Challenge: Go through the listing and write out all of it exactly.

The data:
** Start **

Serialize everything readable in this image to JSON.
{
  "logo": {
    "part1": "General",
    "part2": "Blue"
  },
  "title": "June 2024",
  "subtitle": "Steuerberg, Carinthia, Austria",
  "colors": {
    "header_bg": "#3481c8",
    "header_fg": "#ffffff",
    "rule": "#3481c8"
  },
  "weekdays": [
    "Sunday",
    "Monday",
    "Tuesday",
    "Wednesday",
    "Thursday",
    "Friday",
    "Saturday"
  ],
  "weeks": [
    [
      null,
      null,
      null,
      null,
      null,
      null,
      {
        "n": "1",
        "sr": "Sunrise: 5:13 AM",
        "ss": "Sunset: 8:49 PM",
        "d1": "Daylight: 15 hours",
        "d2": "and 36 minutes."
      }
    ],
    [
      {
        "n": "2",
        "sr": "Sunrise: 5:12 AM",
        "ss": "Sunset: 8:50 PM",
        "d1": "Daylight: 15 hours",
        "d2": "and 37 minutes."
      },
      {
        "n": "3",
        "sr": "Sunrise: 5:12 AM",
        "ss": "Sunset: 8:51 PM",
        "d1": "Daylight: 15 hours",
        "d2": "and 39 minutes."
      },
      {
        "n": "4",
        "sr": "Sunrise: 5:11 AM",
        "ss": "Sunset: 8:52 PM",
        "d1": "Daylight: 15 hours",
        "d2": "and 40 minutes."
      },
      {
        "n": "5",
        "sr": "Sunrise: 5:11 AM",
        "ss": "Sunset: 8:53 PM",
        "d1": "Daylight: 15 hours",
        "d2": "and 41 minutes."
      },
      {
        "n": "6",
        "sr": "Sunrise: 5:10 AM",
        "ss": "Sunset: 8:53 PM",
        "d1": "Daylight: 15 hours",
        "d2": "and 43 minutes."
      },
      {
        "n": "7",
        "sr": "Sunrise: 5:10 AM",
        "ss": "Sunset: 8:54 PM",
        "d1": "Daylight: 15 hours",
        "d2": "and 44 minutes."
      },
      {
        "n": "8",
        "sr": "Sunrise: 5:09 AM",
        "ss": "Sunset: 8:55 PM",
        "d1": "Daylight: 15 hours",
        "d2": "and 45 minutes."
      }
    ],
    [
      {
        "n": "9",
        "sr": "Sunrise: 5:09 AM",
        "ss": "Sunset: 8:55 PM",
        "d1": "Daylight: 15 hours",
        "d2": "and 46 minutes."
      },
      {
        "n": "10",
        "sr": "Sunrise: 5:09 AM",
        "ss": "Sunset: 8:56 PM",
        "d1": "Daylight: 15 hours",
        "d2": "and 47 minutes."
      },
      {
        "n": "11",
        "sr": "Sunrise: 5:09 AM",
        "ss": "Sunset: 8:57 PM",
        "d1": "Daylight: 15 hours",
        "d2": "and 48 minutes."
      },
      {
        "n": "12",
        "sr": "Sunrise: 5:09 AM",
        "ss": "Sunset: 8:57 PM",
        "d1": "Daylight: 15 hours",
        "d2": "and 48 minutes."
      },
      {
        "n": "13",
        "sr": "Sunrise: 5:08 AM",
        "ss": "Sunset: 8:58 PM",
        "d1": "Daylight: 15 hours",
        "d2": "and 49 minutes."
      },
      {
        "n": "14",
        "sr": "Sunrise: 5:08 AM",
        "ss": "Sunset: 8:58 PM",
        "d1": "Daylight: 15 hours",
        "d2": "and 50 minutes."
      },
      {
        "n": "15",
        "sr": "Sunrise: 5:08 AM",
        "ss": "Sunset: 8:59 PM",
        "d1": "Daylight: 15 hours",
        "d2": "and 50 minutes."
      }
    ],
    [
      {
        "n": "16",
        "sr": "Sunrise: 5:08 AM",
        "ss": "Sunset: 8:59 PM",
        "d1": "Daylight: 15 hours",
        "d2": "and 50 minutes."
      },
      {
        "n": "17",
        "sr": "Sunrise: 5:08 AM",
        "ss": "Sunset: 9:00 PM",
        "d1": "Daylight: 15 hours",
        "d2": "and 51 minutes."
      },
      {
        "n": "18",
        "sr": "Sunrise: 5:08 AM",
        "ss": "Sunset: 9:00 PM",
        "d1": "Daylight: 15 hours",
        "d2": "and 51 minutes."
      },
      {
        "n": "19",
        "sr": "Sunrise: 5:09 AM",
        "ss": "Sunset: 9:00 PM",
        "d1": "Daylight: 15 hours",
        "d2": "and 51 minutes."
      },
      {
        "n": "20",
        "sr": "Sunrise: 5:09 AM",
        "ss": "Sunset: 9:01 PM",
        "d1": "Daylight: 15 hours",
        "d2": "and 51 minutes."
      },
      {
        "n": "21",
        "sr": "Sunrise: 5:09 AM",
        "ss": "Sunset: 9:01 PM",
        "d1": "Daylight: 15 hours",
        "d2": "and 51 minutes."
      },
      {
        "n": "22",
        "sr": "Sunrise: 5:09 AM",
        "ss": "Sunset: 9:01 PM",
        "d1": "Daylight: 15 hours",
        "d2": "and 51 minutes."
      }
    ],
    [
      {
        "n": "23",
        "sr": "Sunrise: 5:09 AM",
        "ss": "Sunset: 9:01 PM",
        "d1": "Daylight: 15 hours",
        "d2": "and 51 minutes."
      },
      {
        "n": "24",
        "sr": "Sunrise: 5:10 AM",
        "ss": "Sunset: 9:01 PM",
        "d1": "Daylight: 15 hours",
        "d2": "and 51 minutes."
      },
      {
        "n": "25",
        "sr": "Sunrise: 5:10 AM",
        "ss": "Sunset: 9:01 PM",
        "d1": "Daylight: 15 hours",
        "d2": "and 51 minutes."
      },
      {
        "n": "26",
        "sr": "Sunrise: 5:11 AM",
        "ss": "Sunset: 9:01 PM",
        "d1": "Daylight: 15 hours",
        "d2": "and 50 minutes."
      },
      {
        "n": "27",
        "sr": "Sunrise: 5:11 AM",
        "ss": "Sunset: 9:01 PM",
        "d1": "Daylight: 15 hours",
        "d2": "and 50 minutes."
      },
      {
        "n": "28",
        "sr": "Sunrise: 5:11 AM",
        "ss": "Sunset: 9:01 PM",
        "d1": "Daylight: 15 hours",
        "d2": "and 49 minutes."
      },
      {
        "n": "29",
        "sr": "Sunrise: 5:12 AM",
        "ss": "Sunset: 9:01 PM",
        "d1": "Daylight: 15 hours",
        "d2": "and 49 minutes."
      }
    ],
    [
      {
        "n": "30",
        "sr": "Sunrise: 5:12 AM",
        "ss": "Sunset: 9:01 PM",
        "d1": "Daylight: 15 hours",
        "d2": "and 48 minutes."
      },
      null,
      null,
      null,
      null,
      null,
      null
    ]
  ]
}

** End **

Full output:
Serialize everything readable in this image to JSON.
{
  "logo": {
    "part1": "General",
    "part2": "Blue"
  },
  "title": "June 2024",
  "subtitle": "Steuerberg, Carinthia, Austria",
  "colors": {
    "header_bg": "#3481c8",
    "header_fg": "#ffffff",
    "rule": "#3481c8"
  },
  "weekdays": [
    "Sunday",
    "Monday",
    "Tuesday",
    "Wednesday",
    "Thursday",
    "Friday",
    "Saturday"
  ],
  "weeks": [
    [
      null,
      null,
      null,
      null,
      null,
      null,
      {
        "n": "1",
        "sr": "Sunrise: 5:13 AM",
        "ss": "Sunset: 8:49 PM",
        "d1": "Daylight: 15 hours",
        "d2": "and 36 minutes."
      }
    ],
    [
      {
        "n": "2",
        "sr": "Sunrise: 5:12 AM",
        "ss": "Sunset: 8:50 PM",
        "d1": "Daylight: 15 hours",
        "d2": "and 37 minutes."
      },
      {
        "n": "3",
        "sr": "Sunrise: 5:12 AM",
        "ss": "Sunset: 8:51 PM",
        "d1": "Daylight: 15 hours",
        "d2": "and 39 minutes."
      },
      {
        "n": "4",
        "sr": "Sunrise: 5:11 AM",
        "ss": "Sunset: 8:52 PM",
        "d1": "Daylight: 15 hours",
        "d2": "and 40 minutes."
      },
      {
        "n": "5",
        "sr": "Sunrise: 5:11 AM",
        "ss": "Sunset: 8:53 PM",
        "d1": "Daylight: 15 hours",
        "d2": "and 41 minutes."
      },
      {
        "n": "6",
        "sr": "Sunrise: 5:10 AM",
        "ss": "Sunset: 8:53 PM",
        "d1": "Daylight: 15 hours",
        "d2": "and 43 minutes."
      },
      {
        "n": "7",
        "sr": "Sunrise: 5:10 AM",
        "ss": "Sunset: 8:54 PM",
        "d1": "Daylight: 15 hours",
        "d2": "and 44 minutes."
      },
      {
        "n": "8",
        "sr": "Sunrise: 5:09 AM",
        "ss": "Sunset: 8:55 PM",
        "d1": "Daylight: 15 hours",
        "d2": "and 45 minutes."
      }
    ],
    [
      {
        "n": "9",
        "sr": "Sunrise: 5:09 AM",
        "ss": "Sunset: 8:55 PM",
        "d1": "Daylight: 15 hours",
        "d2": "and 46 minutes."
      },
      {
        "n": "10",
        "sr": "Sunrise: 5:09 AM",
        "ss": "Sunset: 8:56 PM",
        "d1": "Daylight: 15 hours",
        "d2": "and 47 minutes."
      },
      {
        "n": "11",
        "sr": "Sunrise: 5:09 AM",
        "ss": "Sunset: 8:57 PM",
        "d1": "Daylight: 15 hours",
        "d2": "and 48 minutes."
      },
      {
        "n": "12",
        "sr": "Sunrise: 5:09 AM",
        "ss": "Sunset: 8:57 PM",
        "d1": "Daylight: 15 hours",
        "d2": "and 48 minutes."
      },
      {
        "n": "13",
        "sr": "Sunrise: 5:08 AM",
        "ss": "Sunset: 8:58 PM",
        "d1": "Daylight: 15 hours",
        "d2": "and 49 minutes."
      },
      {
        "n": "14",
        "sr": "Sunrise: 5:08 AM",
        "ss": "Sunset: 8:58 PM",
        "d1": "Daylight: 15 hours",
        "d2": "and 50 minutes."
      },
      {
        "n": "15",
        "sr": "Sunrise: 5:08 AM",
        "ss": "Sunset: 8:59 PM",
        "d1": "Daylight: 15 hours",
        "d2": "and 50 minutes."
      }
    ],
    [
      {
        "n": "16",
        "sr": "Sunrise: 5:08 AM",
        "ss": "Sunset: 8:59 PM",
        "d1": "Daylight: 15 hours",
        "d2": "and 50 minutes."
      },
      {
        "n": "17",
        "sr": "Sunrise: 5:08 AM",
        "ss": "Sunset: 9:00 PM",
        "d1": "Daylight: 15 hours",
        "d2": "and 51 minutes."
      },
      {
        "n": "18",
        "sr": "Sunrise: 5:08 AM",
        "ss": "Sunset: 9:00 PM",
        "d1": "Daylight: 15 hours",
        "d2": "and 51 minutes."
      },
      {
        "n": "19",
        "sr": "Sunrise: 5:09 AM",
        "ss": "Sunset: 9:00 PM",
        "d1": "Daylight: 15 hours",
        "d2": "and 51 minutes."
      },
      {
        "n": "20",
        "sr": "Sunrise: 5:09 AM",
        "ss": "Sunset: 9:01 PM",
        "d1": "Daylight: 15 hours",
        "d2": "and 51 minutes."
      },
      {
        "n": "21",
        "sr": "Sunrise: 5:09 AM",
        "ss": "Sunset: 9:01 PM",
        "d1": "Daylight: 15 hours",
        "d2": "and 51 minutes."
      },
      {
        "n": "22",
        "sr": "Sunrise: 5:09 AM",
        "ss": "Sunset: 9:01 PM",
        "d1": "Daylight: 15 hours",
        "d2": "and 51 minutes."
      }
    ],
    [
      {
        "n": "23",
        "sr": "Sunrise: 5:09 AM",
        "ss": "Sunset: 9:01 PM",
        "d1": "Daylight: 15 hours",
        "d2": "and 51 minutes."
      },
      {
        "n": "24",
        "sr": "Sunrise: 5:10 AM",
        "ss": "Sunset: 9:01 PM",
        "d1": "Daylight: 15 hours",
        "d2": "and 51 minutes."
      },
      {
        "n": "25",
        "sr": "Sunrise: 5:10 AM",
        "ss": "Sunset: 9:01 PM",
        "d1": "Daylight: 15 hours",
        "d2": "and 51 minutes."
      },
      {
        "n": "26",
        "sr": "Sunrise: 5:11 AM",
        "ss": "Sunset: 9:01 PM",
        "d1": "Daylight: 15 hours",
        "d2": "and 50 minutes."
      },
      {
        "n": "27",
        "sr": "Sunrise: 5:11 AM",
        "ss": "Sunset: 9:01 PM",
        "d1": "Daylight: 15 hours",
        "d2": "and 50 minutes."
      },
      {
        "n": "28",
        "sr": "Sunrise: 5:11 AM",
        "ss": "Sunset: 9:01 PM",
        "d1": "Daylight: 15 hours",
        "d2": "and 49 minutes."
      },
      {
        "n": "29",
        "sr": "Sunrise: 5:12 AM",
        "ss": "Sunset: 9:01 PM",
        "d1": "Daylight: 15 hours",
        "d2": "and 49 minutes."
      }
    ],
    [
      {
        "n": "30",
        "sr": "Sunrise: 5:12 AM",
        "ss": "Sunset: 9:01 PM",
        "d1": "Daylight: 15 hours",
        "d2": "and 48 minutes."
      },
      null,
      null,
      null,
      null,
      null,
      null
    ]
  ]
}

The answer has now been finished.